## begin EXCERPTED RECORDS

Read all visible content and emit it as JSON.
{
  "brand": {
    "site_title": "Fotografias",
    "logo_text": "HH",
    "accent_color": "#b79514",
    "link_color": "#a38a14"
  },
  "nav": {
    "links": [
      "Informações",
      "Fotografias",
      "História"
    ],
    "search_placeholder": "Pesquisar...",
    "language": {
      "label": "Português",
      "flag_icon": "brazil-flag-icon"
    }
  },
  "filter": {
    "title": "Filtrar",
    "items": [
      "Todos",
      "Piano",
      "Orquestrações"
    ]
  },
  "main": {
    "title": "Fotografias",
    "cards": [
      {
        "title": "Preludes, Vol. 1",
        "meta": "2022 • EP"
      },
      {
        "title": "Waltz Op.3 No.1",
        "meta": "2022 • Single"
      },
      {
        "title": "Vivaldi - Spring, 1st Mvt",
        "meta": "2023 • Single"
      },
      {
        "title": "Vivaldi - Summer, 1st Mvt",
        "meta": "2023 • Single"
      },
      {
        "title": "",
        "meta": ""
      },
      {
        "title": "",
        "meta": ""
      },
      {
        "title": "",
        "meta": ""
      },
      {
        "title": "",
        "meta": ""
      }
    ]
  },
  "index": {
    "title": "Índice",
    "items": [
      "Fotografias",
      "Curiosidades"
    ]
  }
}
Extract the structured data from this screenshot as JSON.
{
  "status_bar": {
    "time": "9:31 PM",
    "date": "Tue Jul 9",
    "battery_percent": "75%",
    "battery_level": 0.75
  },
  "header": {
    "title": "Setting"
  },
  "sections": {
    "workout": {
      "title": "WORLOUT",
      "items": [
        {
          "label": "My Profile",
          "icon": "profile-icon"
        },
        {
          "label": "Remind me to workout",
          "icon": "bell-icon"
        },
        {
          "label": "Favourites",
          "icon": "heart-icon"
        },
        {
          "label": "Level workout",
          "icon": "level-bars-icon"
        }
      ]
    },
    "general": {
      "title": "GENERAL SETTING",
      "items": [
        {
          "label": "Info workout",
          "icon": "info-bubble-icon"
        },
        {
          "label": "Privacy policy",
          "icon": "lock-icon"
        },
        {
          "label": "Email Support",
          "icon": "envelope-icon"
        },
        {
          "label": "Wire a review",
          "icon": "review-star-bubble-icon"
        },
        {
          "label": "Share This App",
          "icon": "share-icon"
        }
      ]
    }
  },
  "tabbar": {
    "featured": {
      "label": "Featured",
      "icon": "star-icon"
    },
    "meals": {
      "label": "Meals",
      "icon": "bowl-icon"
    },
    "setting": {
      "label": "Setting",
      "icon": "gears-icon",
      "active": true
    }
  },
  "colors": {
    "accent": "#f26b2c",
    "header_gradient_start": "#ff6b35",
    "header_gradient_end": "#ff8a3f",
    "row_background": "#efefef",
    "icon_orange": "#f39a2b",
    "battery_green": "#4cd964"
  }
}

## end EXCERPTED RECORDS

**STATED EXERCISE**
From the material, report only how many lines include the word "workout".

**WRITTEN SOLUTION**
4